ACTIVITY = Say how many of the lines below include the word "einer", and write nothing else.

TASK INPUTS =
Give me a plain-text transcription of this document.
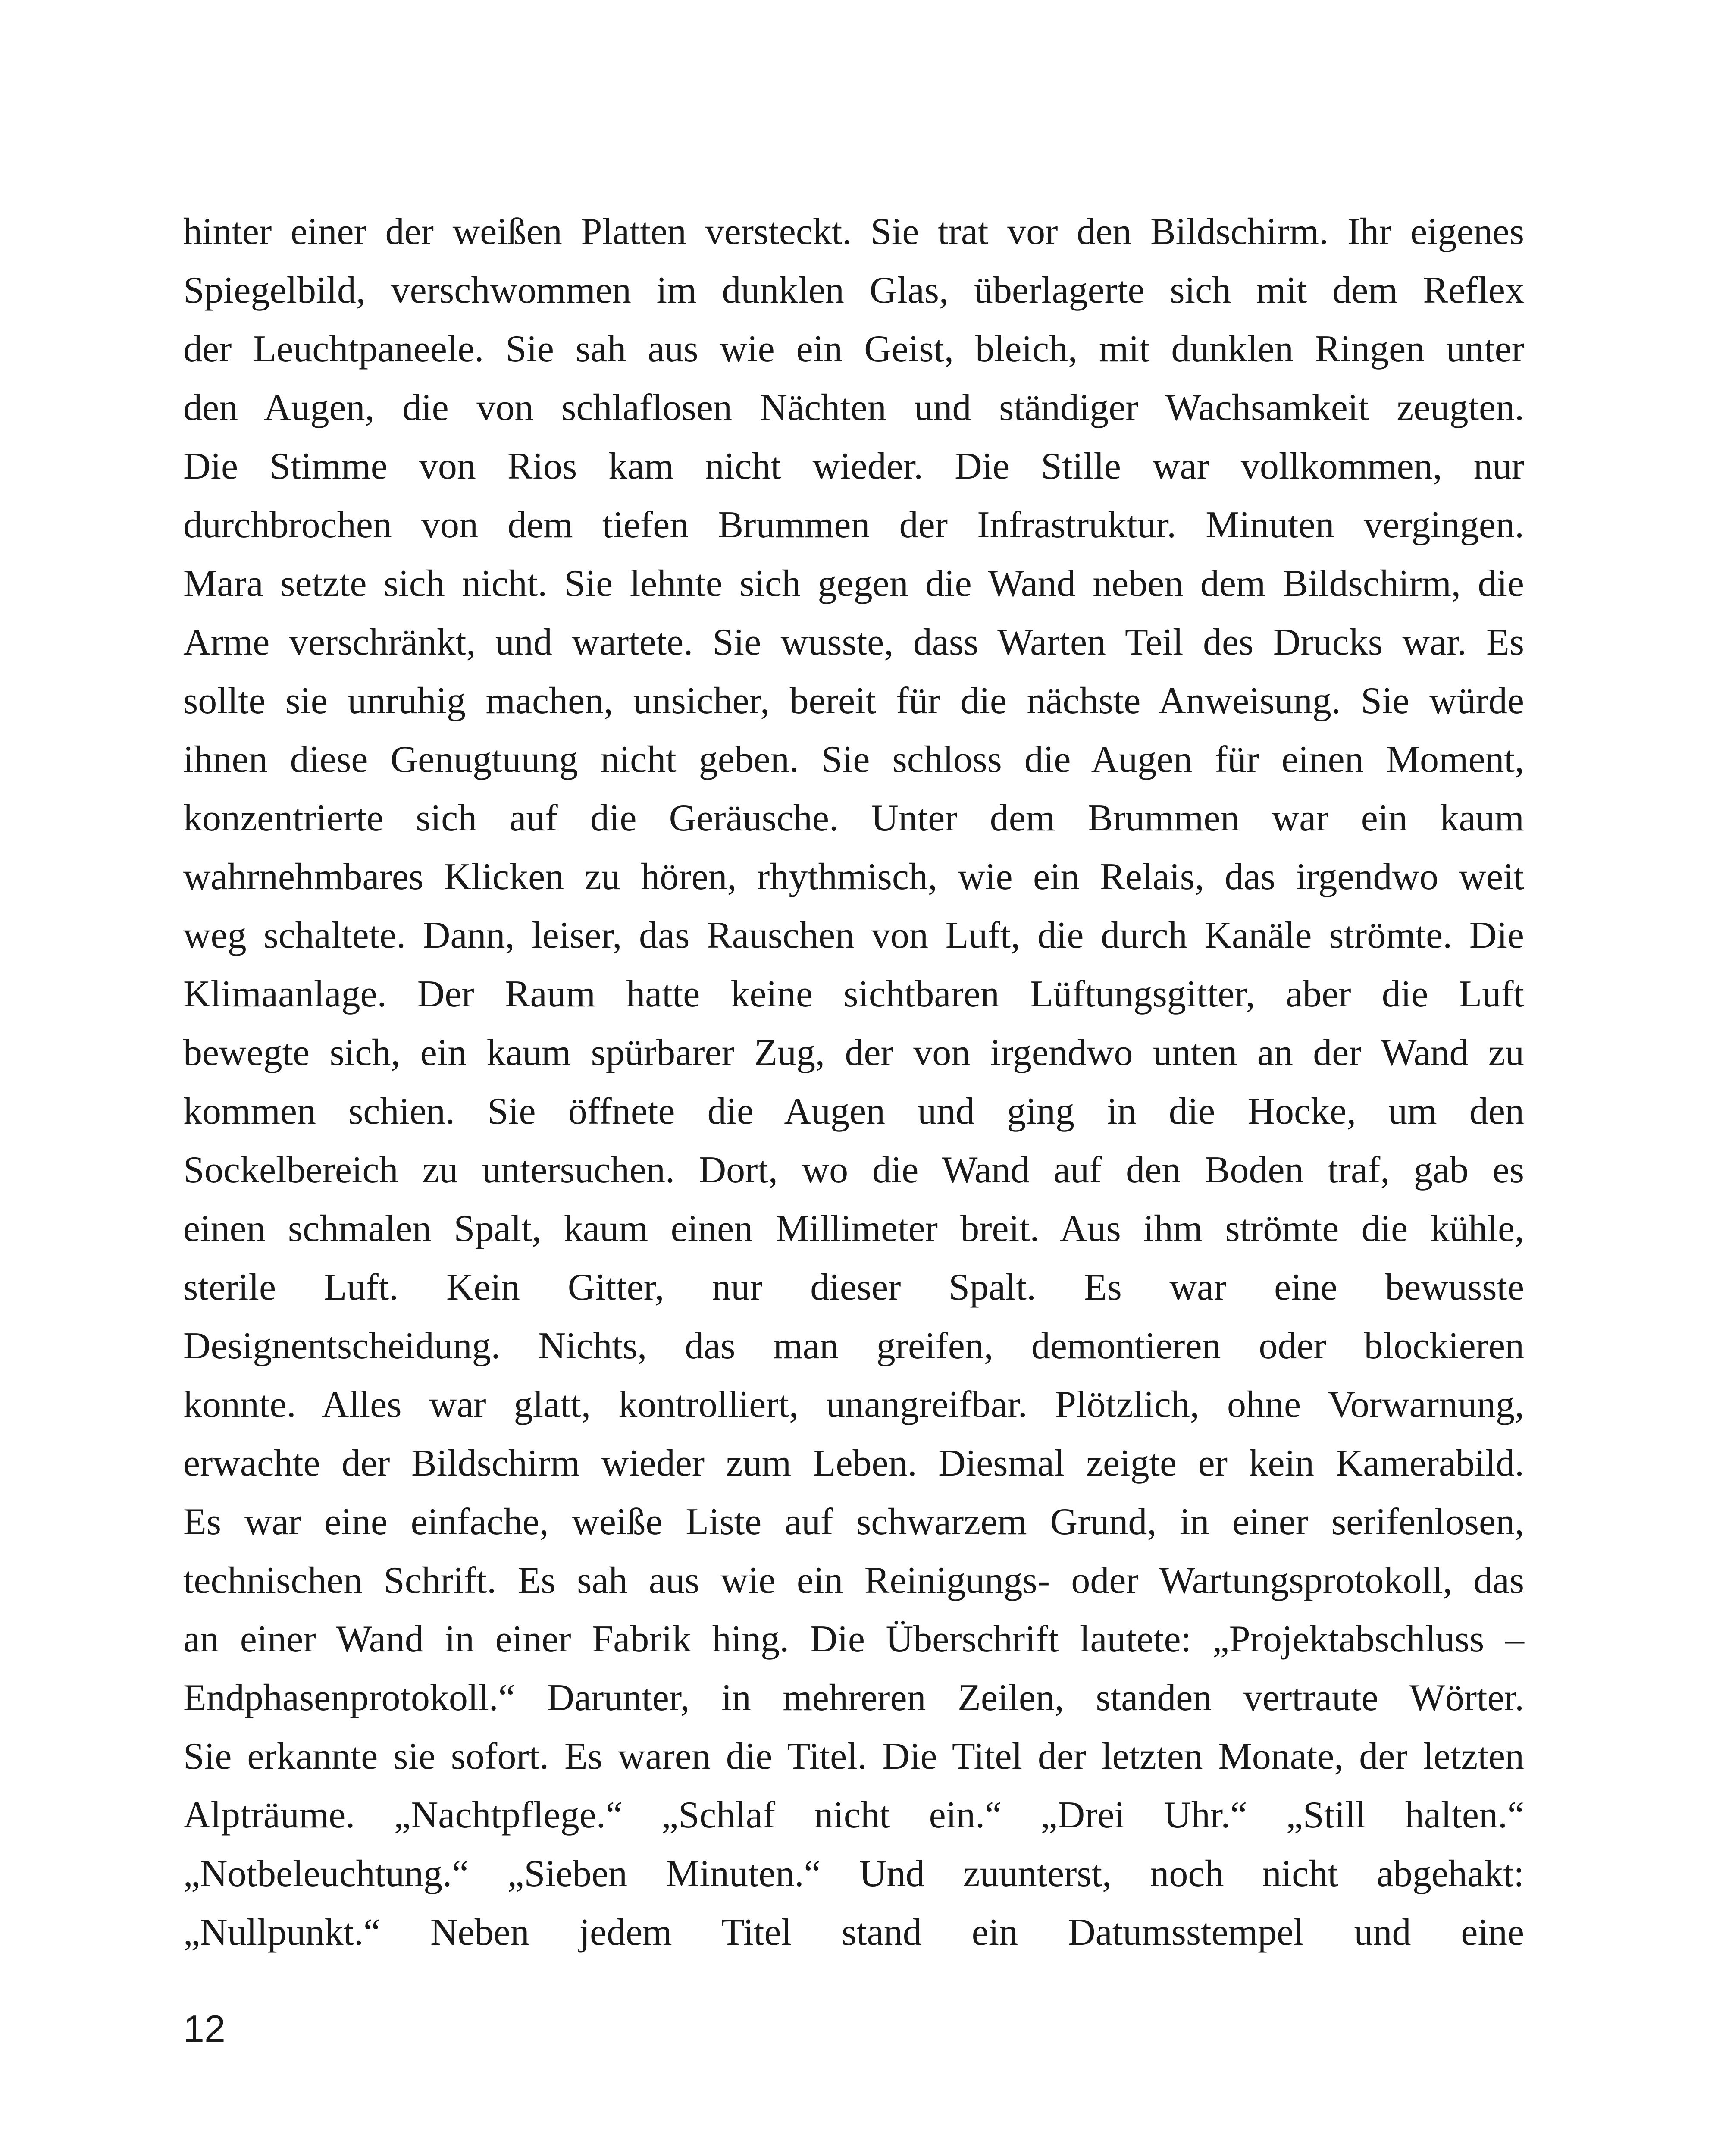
hinter einer der weißen Platten versteckt. Sie trat vor den Bildschirm. Ihr eigenes
Spiegelbild, verschwommen im dunklen Glas, überlagerte sich mit dem Reflex
der Leuchtpaneele. Sie sah aus wie ein Geist, bleich, mit dunklen Ringen unter
den Augen, die von schlaflosen Nächten und ständiger Wachsamkeit zeugten.
Die Stimme von Rios kam nicht wieder. Die Stille war vollkommen, nur
durchbrochen von dem tiefen Brummen der Infrastruktur. Minuten vergingen.
Mara setzte sich nicht. Sie lehnte sich gegen die Wand neben dem Bildschirm, die
Arme verschränkt, und wartete. Sie wusste, dass Warten Teil des Drucks war. Es
sollte sie unruhig machen, unsicher, bereit für die nächste Anweisung. Sie würde
ihnen diese Genugtuung nicht geben. Sie schloss die Augen für einen Moment,
konzentrierte sich auf die Geräusche. Unter dem Brummen war ein kaum
wahrnehmbares Klicken zu hören, rhythmisch, wie ein Relais, das irgendwo weit
weg schaltete. Dann, leiser, das Rauschen von Luft, die durch Kanäle strömte. Die
Klimaanlage. Der Raum hatte keine sichtbaren Lüftungsgitter, aber die Luft
bewegte sich, ein kaum spürbarer Zug, der von irgendwo unten an der Wand zu
kommen schien. Sie öffnete die Augen und ging in die Hocke, um den
Sockelbereich zu untersuchen. Dort, wo die Wand auf den Boden traf, gab es
einen schmalen Spalt, kaum einen Millimeter breit. Aus ihm strömte die kühle,
sterile Luft. Kein Gitter, nur dieser Spalt. Es war eine bewusste
Designentscheidung. Nichts, das man greifen, demontieren oder blockieren
konnte. Alles war glatt, kontrolliert, unangreifbar. Plötzlich, ohne Vorwarnung,
erwachte der Bildschirm wieder zum Leben. Diesmal zeigte er kein Kamerabild.
Es war eine einfache, weiße Liste auf schwarzem Grund, in einer serifenlosen,
technischen Schrift. Es sah aus wie ein Reinigungs- oder Wartungsprotokoll, das
an einer Wand in einer Fabrik hing. Die Überschrift lautete: „Projektabschluss –
Endphasenprotokoll.“ Darunter, in mehreren Zeilen, standen vertraute Wörter.
Sie erkannte sie sofort. Es waren die Titel. Die Titel der letzten Monate, der letzten
Alpträume. „Nachtpflege.“ „Schlaf nicht ein.“ „Drei Uhr.“ „Still halten.“
„Notbeleuchtung.“ „Sieben Minuten.“ Und zuunterst, noch nicht abgehakt:
„Nullpunkt.“ Neben jedem Titel stand ein Datumsstempel und eine
12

RESULT = 3